*Direction*:
Write out each line beneath this one exactly as it reads.

*Data for the task*:
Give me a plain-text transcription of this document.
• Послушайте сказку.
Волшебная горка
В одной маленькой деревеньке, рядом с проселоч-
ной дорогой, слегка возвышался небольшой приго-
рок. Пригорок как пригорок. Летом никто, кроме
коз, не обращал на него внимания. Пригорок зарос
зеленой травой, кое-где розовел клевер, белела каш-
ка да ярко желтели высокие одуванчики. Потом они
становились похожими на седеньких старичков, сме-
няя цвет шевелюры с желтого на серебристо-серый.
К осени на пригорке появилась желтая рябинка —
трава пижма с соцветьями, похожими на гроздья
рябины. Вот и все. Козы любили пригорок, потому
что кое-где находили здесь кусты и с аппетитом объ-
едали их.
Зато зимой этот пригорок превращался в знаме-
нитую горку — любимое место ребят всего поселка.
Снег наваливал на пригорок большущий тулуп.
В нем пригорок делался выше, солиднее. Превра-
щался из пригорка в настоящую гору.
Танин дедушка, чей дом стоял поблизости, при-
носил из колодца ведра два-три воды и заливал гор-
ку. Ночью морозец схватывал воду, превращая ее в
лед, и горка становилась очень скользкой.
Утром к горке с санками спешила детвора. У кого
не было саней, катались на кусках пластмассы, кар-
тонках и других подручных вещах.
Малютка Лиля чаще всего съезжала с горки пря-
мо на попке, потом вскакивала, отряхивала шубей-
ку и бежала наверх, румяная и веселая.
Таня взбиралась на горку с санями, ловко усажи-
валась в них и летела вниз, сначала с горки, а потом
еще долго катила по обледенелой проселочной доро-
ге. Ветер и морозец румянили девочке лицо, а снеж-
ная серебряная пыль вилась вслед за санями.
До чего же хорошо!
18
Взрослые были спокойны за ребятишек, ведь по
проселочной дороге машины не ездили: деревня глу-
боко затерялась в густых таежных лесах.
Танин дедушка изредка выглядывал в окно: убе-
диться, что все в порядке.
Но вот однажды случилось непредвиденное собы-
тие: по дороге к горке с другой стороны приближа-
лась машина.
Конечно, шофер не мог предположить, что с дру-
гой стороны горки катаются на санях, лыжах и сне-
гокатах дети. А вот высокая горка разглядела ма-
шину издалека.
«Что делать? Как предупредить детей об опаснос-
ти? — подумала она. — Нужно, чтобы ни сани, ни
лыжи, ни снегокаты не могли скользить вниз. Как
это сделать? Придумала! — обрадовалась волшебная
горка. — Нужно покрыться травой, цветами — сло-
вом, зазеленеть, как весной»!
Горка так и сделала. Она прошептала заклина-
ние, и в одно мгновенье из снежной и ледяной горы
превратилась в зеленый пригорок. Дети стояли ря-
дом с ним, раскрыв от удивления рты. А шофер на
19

*Exercise output*:
Give me a plain-text transcription of this document.
• Послушайте сказку.
Волшебная горка
В одной маленькой деревеньке, рядом с проселоч-
ной дорогой, слегка возвышался небольшой приго-
рок. Пригорок как пригорок. Летом никто, кроме
коз, не обращал на него внимания. Пригорок зарос
зеленой травой, кое-где розовел клевер, белела каш-
ка да ярко желтели высокие одуванчики. Потом они
становились похожими на седеньких старичков, сме-
няя цвет шевелюры с желтого на серебристо-серый.
К осени на пригорке появилась желтая рябинка —
трава пижма с соцветьями, похожими на гроздья
рябины. Вот и все. Козы любили пригорок, потому
что кое-где находили здесь кусты и с аппетитом объ-
едали их.
Зато зимой этот пригорок превращался в знаме-
нитую горку — любимое место ребят всего поселка.
Снег наваливал на пригорок большущий тулуп.
В нем пригорок делался выше, солиднее. Превра-
щался из пригорка в настоящую гору.
Танин дедушка, чей дом стоял поблизости, при-
носил из колодца ведра два-три воды и заливал гор-
ку. Ночью морозец схватывал воду, превращая ее в
лед, и горка становилась очень скользкой.
Утром к горке с санками спешила детвора. У кого
не было саней, катались на кусках пластмассы, кар-
тонках и других подручных вещах.
Малютка Лиля чаще всего съезжала с горки пря-
мо на попке, потом вскакивала, отряхивала шубей-
ку и бежала наверх, румяная и веселая.
Таня взбиралась на горку с санями, ловко усажи-
валась в них и летела вниз, сначала с горки, а потом
еще долго катила по обледенелой проселочной доро-
ге. Ветер и морозец румянили девочке лицо, а снеж-
ная серебряная пыль вилась вслед за санями.
До чего же хорошо!
18
Взрослые были спокойны за ребятишек, ведь по
проселочной дороге машины не ездили: деревня глу-
боко затерялась в густых таежных лесах.
Танин дедушка изредка выглядывал в окно: убе-
диться, что все в порядке.
Но вот однажды случилось непредвиденное собы-
тие: по дороге к горке с другой стороны приближа-
лась машина.
Конечно, шофер не мог предположить, что с дру-
гой стороны горки катаются на санях, лыжах и сне-
гокатах дети. А вот высокая горка разглядела ма-
шину издалека.
«Что делать? Как предупредить детей об опаснос-
ти? — подумала она. — Нужно, чтобы ни сани, ни
лыжи, ни снегокаты не могли скользить вниз. Как
это сделать? Придумала! — обрадовалась волшебная
горка. — Нужно покрыться травой, цветами — сло-
вом, зазеленеть, как весной»!
Горка так и сделала. Она прошептала заклина-
ние, и в одно мгновенье из снежной и ледяной горы
превратилась в зеленый пригорок. Дети стояли ря-
дом с ним, раскрыв от удивления рты. А шофер на
19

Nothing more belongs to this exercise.